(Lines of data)
+---+

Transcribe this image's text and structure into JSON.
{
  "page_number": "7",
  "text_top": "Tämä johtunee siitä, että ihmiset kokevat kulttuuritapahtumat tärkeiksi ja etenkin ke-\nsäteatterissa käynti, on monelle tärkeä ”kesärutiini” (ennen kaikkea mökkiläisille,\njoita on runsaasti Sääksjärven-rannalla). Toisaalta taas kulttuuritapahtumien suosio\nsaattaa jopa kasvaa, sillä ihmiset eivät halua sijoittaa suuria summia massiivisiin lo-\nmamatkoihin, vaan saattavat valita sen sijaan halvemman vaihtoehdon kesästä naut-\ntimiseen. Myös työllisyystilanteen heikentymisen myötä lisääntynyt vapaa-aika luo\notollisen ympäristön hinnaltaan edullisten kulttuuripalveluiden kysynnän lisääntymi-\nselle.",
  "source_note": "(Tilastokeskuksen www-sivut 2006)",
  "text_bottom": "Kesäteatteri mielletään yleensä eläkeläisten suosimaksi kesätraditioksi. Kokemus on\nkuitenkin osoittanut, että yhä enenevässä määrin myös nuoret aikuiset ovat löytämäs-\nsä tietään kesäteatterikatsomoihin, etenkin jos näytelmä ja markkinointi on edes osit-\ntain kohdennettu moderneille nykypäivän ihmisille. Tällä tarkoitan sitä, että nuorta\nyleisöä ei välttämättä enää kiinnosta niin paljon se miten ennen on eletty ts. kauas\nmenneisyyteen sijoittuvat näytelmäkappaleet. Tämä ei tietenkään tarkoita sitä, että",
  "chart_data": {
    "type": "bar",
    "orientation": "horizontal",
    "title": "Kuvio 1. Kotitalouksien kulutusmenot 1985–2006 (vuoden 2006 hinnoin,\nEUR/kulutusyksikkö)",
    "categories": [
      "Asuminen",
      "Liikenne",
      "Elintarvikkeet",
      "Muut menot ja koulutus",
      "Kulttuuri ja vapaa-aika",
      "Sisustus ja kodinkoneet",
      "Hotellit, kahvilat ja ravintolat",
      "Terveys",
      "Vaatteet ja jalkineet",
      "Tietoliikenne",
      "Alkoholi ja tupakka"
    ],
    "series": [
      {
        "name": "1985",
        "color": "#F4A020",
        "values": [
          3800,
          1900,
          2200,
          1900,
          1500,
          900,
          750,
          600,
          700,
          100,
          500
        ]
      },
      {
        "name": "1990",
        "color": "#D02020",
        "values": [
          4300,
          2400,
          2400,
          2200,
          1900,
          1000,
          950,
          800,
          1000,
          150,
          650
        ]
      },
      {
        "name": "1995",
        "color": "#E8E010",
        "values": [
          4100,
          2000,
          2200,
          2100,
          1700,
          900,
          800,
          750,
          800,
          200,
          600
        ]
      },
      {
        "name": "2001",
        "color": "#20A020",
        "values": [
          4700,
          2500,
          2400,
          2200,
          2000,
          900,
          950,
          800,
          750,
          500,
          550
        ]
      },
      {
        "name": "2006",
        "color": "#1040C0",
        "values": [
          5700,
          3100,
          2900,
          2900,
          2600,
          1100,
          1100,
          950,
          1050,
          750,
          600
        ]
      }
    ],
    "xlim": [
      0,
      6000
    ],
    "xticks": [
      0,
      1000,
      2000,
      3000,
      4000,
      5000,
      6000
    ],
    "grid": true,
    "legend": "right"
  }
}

+---+

WRITTEN PROBLEM:
What count of lines in the listing contain the word "aika"? Reply with the number only.

THE RESULT:
2